* **WHAT THE TASK ASKS**: What follows is a set of entries. Repeat them exactly, but not their pictures.

* **DATA LINES**:
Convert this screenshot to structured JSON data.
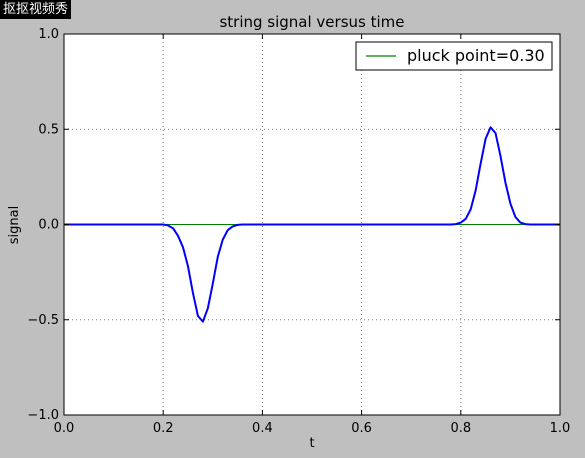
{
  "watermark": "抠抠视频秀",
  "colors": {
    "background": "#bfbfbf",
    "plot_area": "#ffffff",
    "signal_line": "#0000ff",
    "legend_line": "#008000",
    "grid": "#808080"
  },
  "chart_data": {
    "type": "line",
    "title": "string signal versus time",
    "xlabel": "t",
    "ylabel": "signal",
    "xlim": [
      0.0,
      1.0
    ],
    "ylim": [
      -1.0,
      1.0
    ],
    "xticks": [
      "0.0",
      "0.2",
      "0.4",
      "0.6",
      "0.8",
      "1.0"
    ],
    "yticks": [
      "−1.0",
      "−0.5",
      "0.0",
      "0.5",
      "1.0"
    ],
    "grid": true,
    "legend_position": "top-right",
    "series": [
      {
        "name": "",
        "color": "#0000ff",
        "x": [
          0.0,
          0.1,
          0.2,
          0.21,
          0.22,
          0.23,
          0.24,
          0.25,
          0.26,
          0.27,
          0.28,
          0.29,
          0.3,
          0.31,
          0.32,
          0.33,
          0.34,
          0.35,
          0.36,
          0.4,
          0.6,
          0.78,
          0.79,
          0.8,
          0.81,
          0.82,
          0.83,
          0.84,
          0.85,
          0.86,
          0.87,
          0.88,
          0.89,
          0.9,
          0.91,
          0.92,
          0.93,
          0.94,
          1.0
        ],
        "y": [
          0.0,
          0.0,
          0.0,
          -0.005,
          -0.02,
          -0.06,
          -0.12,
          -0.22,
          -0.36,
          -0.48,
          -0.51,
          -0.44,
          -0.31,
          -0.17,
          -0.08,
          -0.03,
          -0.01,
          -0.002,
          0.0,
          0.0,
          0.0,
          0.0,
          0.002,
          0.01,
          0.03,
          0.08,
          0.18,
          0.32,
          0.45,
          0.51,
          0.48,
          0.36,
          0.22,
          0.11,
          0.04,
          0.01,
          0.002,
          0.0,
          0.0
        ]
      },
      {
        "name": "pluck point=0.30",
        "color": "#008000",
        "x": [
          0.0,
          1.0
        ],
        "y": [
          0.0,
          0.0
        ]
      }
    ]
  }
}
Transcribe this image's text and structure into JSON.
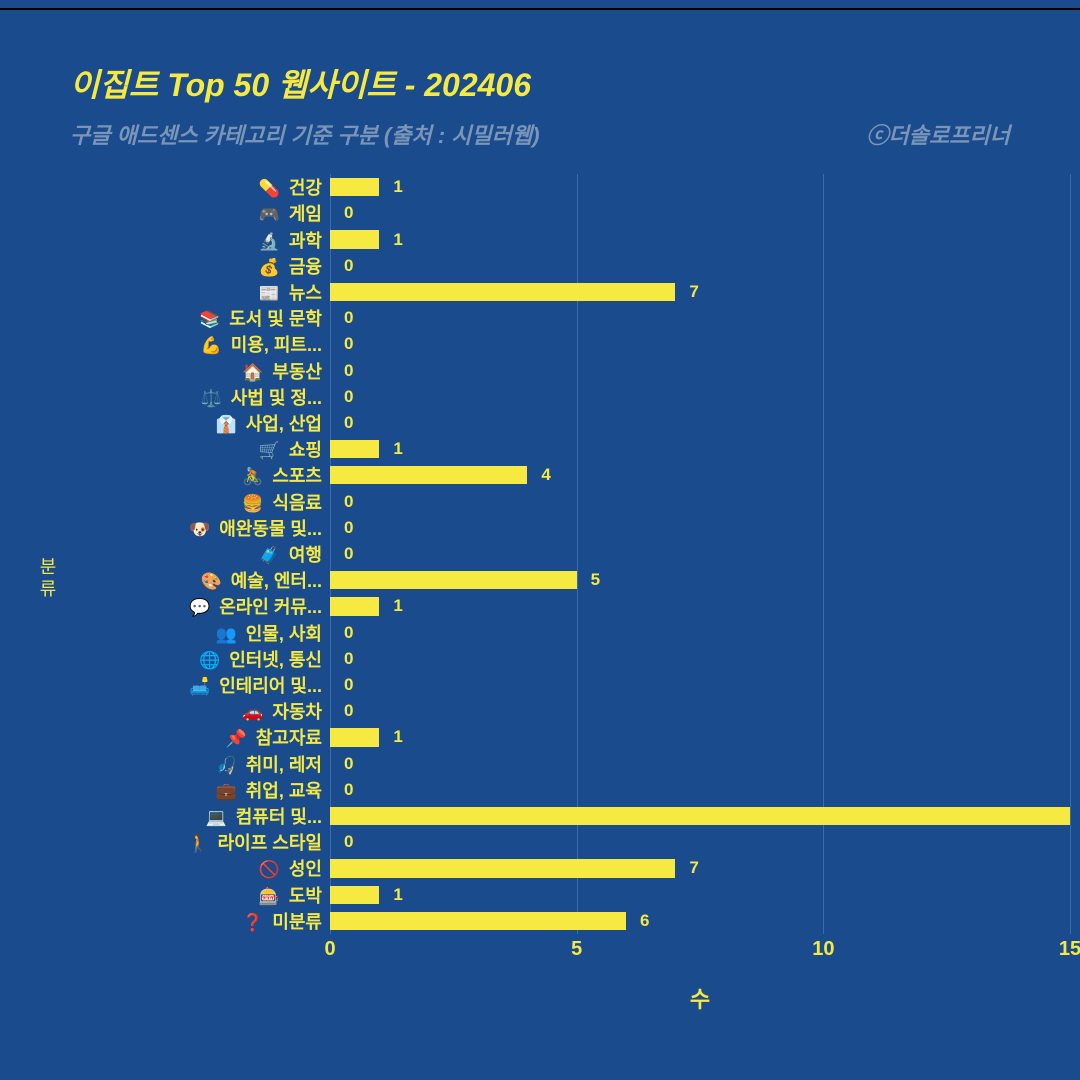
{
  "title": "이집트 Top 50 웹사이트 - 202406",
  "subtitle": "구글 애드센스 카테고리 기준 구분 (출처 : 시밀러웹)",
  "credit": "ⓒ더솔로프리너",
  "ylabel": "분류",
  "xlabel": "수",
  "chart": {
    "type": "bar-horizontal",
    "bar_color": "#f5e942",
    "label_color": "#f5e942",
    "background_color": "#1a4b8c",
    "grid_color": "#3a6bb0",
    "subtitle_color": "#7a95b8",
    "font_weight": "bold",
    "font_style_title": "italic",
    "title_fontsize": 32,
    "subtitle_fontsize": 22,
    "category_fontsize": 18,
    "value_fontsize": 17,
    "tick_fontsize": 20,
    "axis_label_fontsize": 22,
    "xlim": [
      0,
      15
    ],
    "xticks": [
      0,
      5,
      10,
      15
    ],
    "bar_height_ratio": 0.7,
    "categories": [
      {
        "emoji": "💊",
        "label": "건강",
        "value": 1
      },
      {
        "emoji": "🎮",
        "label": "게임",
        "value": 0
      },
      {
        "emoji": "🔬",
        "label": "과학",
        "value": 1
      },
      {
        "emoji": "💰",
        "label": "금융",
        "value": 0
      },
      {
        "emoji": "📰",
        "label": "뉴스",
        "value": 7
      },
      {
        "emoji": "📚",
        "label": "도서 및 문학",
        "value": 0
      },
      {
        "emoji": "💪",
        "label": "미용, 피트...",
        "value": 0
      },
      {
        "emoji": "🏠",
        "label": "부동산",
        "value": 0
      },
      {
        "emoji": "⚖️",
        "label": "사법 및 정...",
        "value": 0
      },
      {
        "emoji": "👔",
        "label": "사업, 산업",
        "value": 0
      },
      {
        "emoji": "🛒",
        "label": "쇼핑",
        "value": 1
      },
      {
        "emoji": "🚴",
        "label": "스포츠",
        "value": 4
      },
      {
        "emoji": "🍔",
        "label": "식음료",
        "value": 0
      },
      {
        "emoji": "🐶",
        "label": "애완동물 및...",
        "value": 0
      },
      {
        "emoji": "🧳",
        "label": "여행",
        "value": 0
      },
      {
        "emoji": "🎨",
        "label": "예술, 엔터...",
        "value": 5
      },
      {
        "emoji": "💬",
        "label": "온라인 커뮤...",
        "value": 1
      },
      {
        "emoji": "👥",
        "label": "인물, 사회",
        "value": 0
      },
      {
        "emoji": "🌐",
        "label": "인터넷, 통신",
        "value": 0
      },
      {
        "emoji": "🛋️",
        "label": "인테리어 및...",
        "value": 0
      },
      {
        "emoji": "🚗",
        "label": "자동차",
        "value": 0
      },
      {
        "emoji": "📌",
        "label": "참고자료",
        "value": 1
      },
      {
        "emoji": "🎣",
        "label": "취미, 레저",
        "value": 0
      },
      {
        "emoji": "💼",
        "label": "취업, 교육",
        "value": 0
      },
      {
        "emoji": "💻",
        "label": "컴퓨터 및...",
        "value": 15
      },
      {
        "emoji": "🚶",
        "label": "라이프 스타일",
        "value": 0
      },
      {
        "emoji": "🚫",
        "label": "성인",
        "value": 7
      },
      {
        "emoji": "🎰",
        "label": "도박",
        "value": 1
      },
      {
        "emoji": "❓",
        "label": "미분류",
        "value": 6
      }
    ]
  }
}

* **THE RESPONSE**:
Convert this screenshot to structured JSON data.
{
  "watermark": "抠抠视频秀",
  "colors": {
    "background": "#bfbfbf",
    "plot_area": "#ffffff",
    "signal_line": "#0000ff",
    "legend_line": "#008000",
    "grid": "#808080"
  },
  "chart_data": {
    "type": "line",
    "title": "string signal versus time",
    "xlabel": "t",
    "ylabel": "signal",
    "xlim": [
      0.0,
      1.0
    ],
    "ylim": [
      -1.0,
      1.0
    ],
    "xticks": [
      "0.0",
      "0.2",
      "0.4",
      "0.6",
      "0.8",
      "1.0"
    ],
    "yticks": [
      "−1.0",
      "−0.5",
      "0.0",
      "0.5",
      "1.0"
    ],
    "grid": true,
    "legend_position": "top-right",
    "series": [
      {
        "name": "",
        "color": "#0000ff",
        "x": [
          0.0,
          0.1,
          0.2,
          0.21,
          0.22,
          0.23,
          0.24,
          0.25,
          0.26,
          0.27,
          0.28,
          0.29,
          0.3,
          0.31,
          0.32,
          0.33,
          0.34,
          0.35,
          0.36,
          0.4,
          0.6,
          0.78,
          0.79,
          0.8,
          0.81,
          0.82,
          0.83,
          0.84,
          0.85,
          0.86,
          0.87,
          0.88,
          0.89,
          0.9,
          0.91,
          0.92,
          0.93,
          0.94,
          1.0
        ],
        "y": [
          0.0,
          0.0,
          0.0,
          -0.005,
          -0.02,
          -0.06,
          -0.12,
          -0.22,
          -0.36,
          -0.48,
          -0.51,
          -0.44,
          -0.31,
          -0.17,
          -0.08,
          -0.03,
          -0.01,
          -0.002,
          0.0,
          0.0,
          0.0,
          0.0,
          0.002,
          0.01,
          0.03,
          0.08,
          0.18,
          0.32,
          0.45,
          0.51,
          0.48,
          0.36,
          0.22,
          0.11,
          0.04,
          0.01,
          0.002,
          0.0,
          0.0
        ]
      },
      {
        "name": "pluck point=0.30",
        "color": "#008000",
        "x": [
          0.0,
          1.0
        ],
        "y": [
          0.0,
          0.0
        ]
      }
    ]
  }
}
Transcribe this image's text and structure into JSON.
{
  "title": "이집트 Top 50 웹사이트 - 202406",
  "subtitle": "구글 애드센스 카테고리 기준 구분 (출처 : 시밀러웹)",
  "credit": "ⓒ더솔로프리너",
  "ylabel": "분류",
  "xlabel": "수",
  "chart": {
    "type": "bar-horizontal",
    "bar_color": "#f5e942",
    "label_color": "#f5e942",
    "background_color": "#1a4b8c",
    "grid_color": "#3a6bb0",
    "subtitle_color": "#7a95b8",
    "font_weight": "bold",
    "font_style_title": "italic",
    "title_fontsize": 32,
    "subtitle_fontsize": 22,
    "category_fontsize": 18,
    "value_fontsize": 17,
    "tick_fontsize": 20,
    "axis_label_fontsize": 22,
    "xlim": [
      0,
      15
    ],
    "xticks": [
      0,
      5,
      10,
      15
    ],
    "bar_height_ratio": 0.7,
    "categories": [
      {
        "emoji": "💊",
        "label": "건강",
        "value": 1
      },
      {
        "emoji": "🎮",
        "label": "게임",
        "value": 0
      },
      {
        "emoji": "🔬",
        "label": "과학",
        "value": 1
      },
      {
        "emoji": "💰",
        "label": "금융",
        "value": 0
      },
      {
        "emoji": "📰",
        "label": "뉴스",
        "value": 7
      },
      {
        "emoji": "📚",
        "label": "도서 및 문학",
        "value": 0
      },
      {
        "emoji": "💪",
        "label": "미용, 피트...",
        "value": 0
      },
      {
        "emoji": "🏠",
        "label": "부동산",
        "value": 0
      },
      {
        "emoji": "⚖️",
        "label": "사법 및 정...",
        "value": 0
      },
      {
        "emoji": "👔",
        "label": "사업, 산업",
        "value": 0
      },
      {
        "emoji": "🛒",
        "label": "쇼핑",
        "value": 1
      },
      {
        "emoji": "🚴",
        "label": "스포츠",
        "value": 4
      },
      {
        "emoji": "🍔",
        "label": "식음료",
        "value": 0
      },
      {
        "emoji": "🐶",
        "label": "애완동물 및...",
        "value": 0
      },
      {
        "emoji": "🧳",
        "label": "여행",
        "value": 0
      },
      {
        "emoji": "🎨",
        "label": "예술, 엔터...",
        "value": 5
      },
      {
        "emoji": "💬",
        "label": "온라인 커뮤...",
        "value": 1
      },
      {
        "emoji": "👥",
        "label": "인물, 사회",
        "value": 0
      },
      {
        "emoji": "🌐",
        "label": "인터넷, 통신",
        "value": 0
      },
      {
        "emoji": "🛋️",
        "label": "인테리어 및...",
        "value": 0
      },
      {
        "emoji": "🚗",
        "label": "자동차",
        "value": 0
      },
      {
        "emoji": "📌",
        "label": "참고자료",
        "value": 1
      },
      {
        "emoji": "🎣",
        "label": "취미, 레저",
        "value": 0
      },
      {
        "emoji": "💼",
        "label": "취업, 교육",
        "value": 0
      },
      {
        "emoji": "💻",
        "label": "컴퓨터 및...",
        "value": 15
      },
      {
        "emoji": "🚶",
        "label": "라이프 스타일",
        "value": 0
      },
      {
        "emoji": "🚫",
        "label": "성인",
        "value": 7
      },
      {
        "emoji": "🎰",
        "label": "도박",
        "value": 1
      },
      {
        "emoji": "❓",
        "label": "미분류",
        "value": 6
      }
    ]
  }
}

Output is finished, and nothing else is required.